Records to process:
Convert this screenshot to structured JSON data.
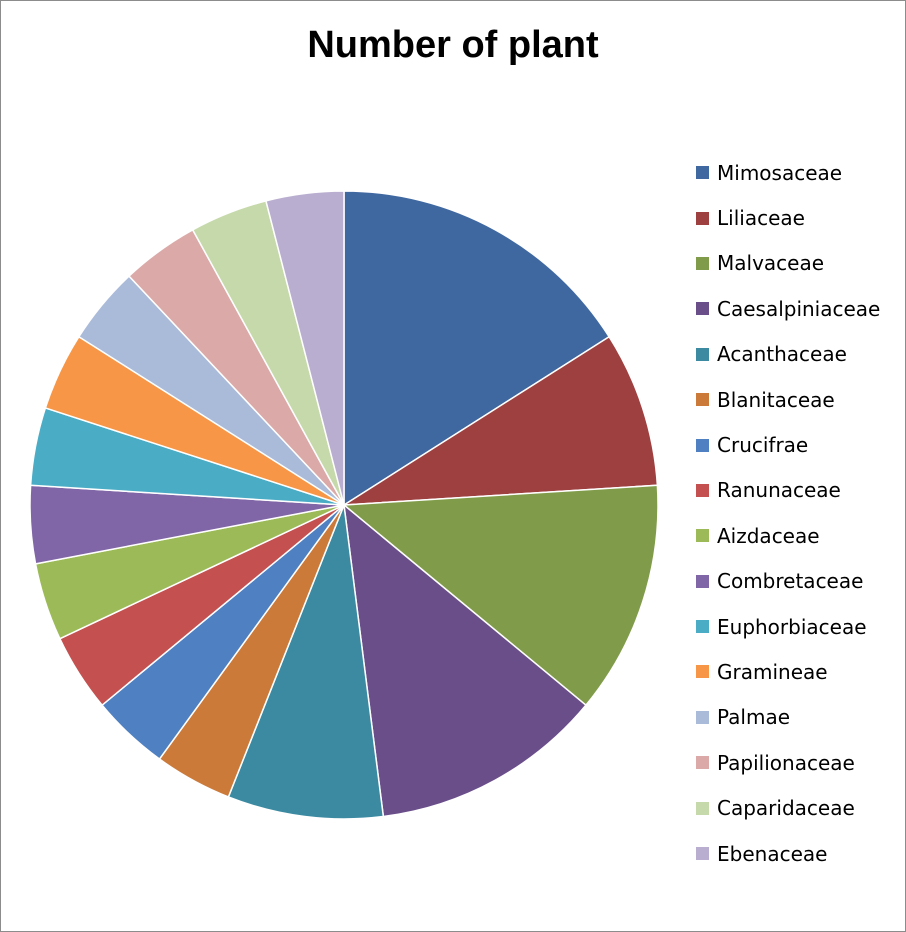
{
  "chart_data": {
    "type": "pie",
    "title": "Number of plant",
    "legend_position": "right",
    "categories": [
      "Mimosaceae",
      "Liliaceae",
      "Malvaceae",
      "Caesalpiniaceae",
      "Acanthaceae",
      "Blanitaceae",
      "Crucifrae",
      "Ranunaceae",
      "Aizdaceae",
      "Combretaceae",
      "Euphorbiaceae",
      "Gramineae",
      "Palmae",
      "Papilionaceae",
      "Caparidaceae",
      "Ebenaceae"
    ],
    "values": [
      4,
      2,
      3,
      3,
      2,
      1,
      1,
      1,
      1,
      1,
      1,
      1,
      1,
      1,
      1,
      1
    ],
    "colors": [
      "#4068A0",
      "#9E4040",
      "#809C4A",
      "#6A4E8A",
      "#3B8AA2",
      "#CB7A3A",
      "#4E80C2",
      "#C55050",
      "#9CBB58",
      "#8066A6",
      "#4BACC6",
      "#F79646",
      "#AABBDA",
      "#DBA9A8",
      "#C6D9AA",
      "#B9AED0"
    ]
  }
}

Problem details: All of the material above needs to be restated exactly, with no pictures.

Correct result:
Convert this screenshot to structured JSON data.
{
  "chart_data": {
    "type": "pie",
    "title": "Number of plant",
    "legend_position": "right",
    "categories": [
      "Mimosaceae",
      "Liliaceae",
      "Malvaceae",
      "Caesalpiniaceae",
      "Acanthaceae",
      "Blanitaceae",
      "Crucifrae",
      "Ranunaceae",
      "Aizdaceae",
      "Combretaceae",
      "Euphorbiaceae",
      "Gramineae",
      "Palmae",
      "Papilionaceae",
      "Caparidaceae",
      "Ebenaceae"
    ],
    "values": [
      4,
      2,
      3,
      3,
      2,
      1,
      1,
      1,
      1,
      1,
      1,
      1,
      1,
      1,
      1,
      1
    ],
    "colors": [
      "#4068A0",
      "#9E4040",
      "#809C4A",
      "#6A4E8A",
      "#3B8AA2",
      "#CB7A3A",
      "#4E80C2",
      "#C55050",
      "#9CBB58",
      "#8066A6",
      "#4BACC6",
      "#F79646",
      "#AABBDA",
      "#DBA9A8",
      "#C6D9AA",
      "#B9AED0"
    ]
  }
}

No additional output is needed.